■ REQUIRED WORK ■
Transcribe all of the material below word for word and leave out its pictures.

■ DATA IN THIS EXERCISE ■

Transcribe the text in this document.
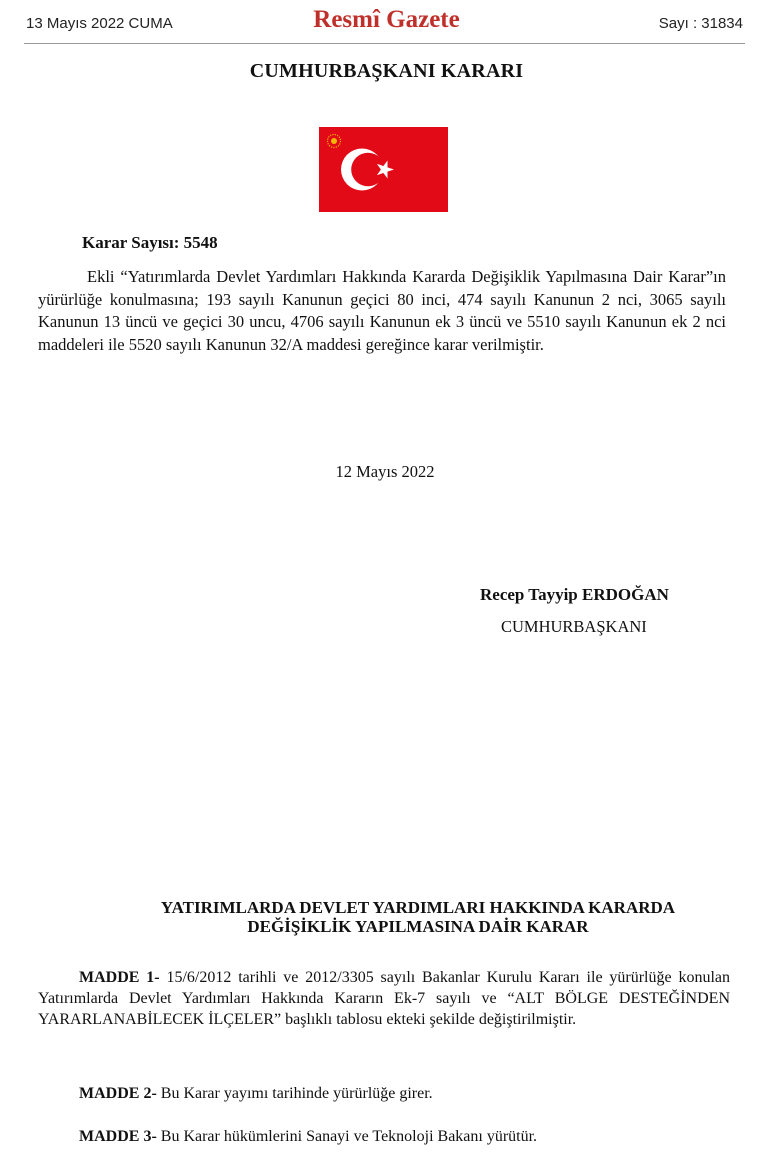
13 Mayıs 2022 CUMA	Resmî Gazete	Sayı : 31834
CUMHURBAŞKANI KARARI
Karar Sayısı: 5548
Ekli “Yatırımlarda Devlet Yardımları Hakkında Kararda Değişiklik Yapılmasına Dair Karar”ın yürürlüğe konulmasına; 193 sayılı Kanunun geçici 80 inci, 474 sayılı Kanunun 2 nci, 3065 sayılı Kanunun 13 üncü ve geçici 30 uncu, 4706 sayılı Kanunun ek 3 üncü ve 5510 sayılı Kanunun ek 2 nci maddeleri ile 5520 sayılı Kanunun 32/A maddesi gereğince karar verilmiştir.
12 Mayıs 2022
Recep Tayyip ERDOĞAN
CUMHURBAŞKANI
YATIRIMLARDA DEVLET YARDIMLARI HAKKINDA KARARDA
DEĞİŞİKLİK YAPILMASINA DAİR KARAR
MADDE 1- 15/6/2012 tarihli ve 2012/3305 sayılı Bakanlar Kurulu Kararı ile yürürlüğe konulan Yatırımlarda Devlet Yardımları Hakkında Kararın Ek-7 sayılı ve “ALT BÖLGE DESTEĞİNDEN YARARLANABİLECEK İLÇELER” başlıklı tablosu ekteki şekilde değiştirilmiştir.
MADDE 2- Bu Karar yayımı tarihinde yürürlüğe girer.
MADDE 3- Bu Karar hükümlerini Sanayi ve Teknoloji Bakanı yürütür.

■ ANSWER TO THE PROBLEM ■
Transcribe the text in this document.
13 Mayıs 2022 CUMA	Resmî Gazete	Sayı : 31834
CUMHURBAŞKANI KARARI
Karar Sayısı: 5548
Ekli “Yatırımlarda Devlet Yardımları Hakkında Kararda Değişiklik Yapılmasına Dair Karar”ın yürürlüğe konulmasına; 193 sayılı Kanunun geçici 80 inci, 474 sayılı Kanunun 2 nci, 3065 sayılı Kanunun 13 üncü ve geçici 30 uncu, 4706 sayılı Kanunun ek 3 üncü ve 5510 sayılı Kanunun ek 2 nci maddeleri ile 5520 sayılı Kanunun 32/A maddesi gereğince karar verilmiştir.
12 Mayıs 2022
Recep Tayyip ERDOĞAN
CUMHURBAŞKANI
YATIRIMLARDA DEVLET YARDIMLARI HAKKINDA KARARDA
DEĞİŞİKLİK YAPILMASINA DAİR KARAR
MADDE 1- 15/6/2012 tarihli ve 2012/3305 sayılı Bakanlar Kurulu Kararı ile yürürlüğe konulan Yatırımlarda Devlet Yardımları Hakkında Kararın Ek-7 sayılı ve “ALT BÖLGE DESTEĞİNDEN YARARLANABİLECEK İLÇELER” başlıklı tablosu ekteki şekilde değiştirilmiştir.
MADDE 2- Bu Karar yayımı tarihinde yürürlüğe girer.
MADDE 3- Bu Karar hükümlerini Sanayi ve Teknoloji Bakanı yürütür.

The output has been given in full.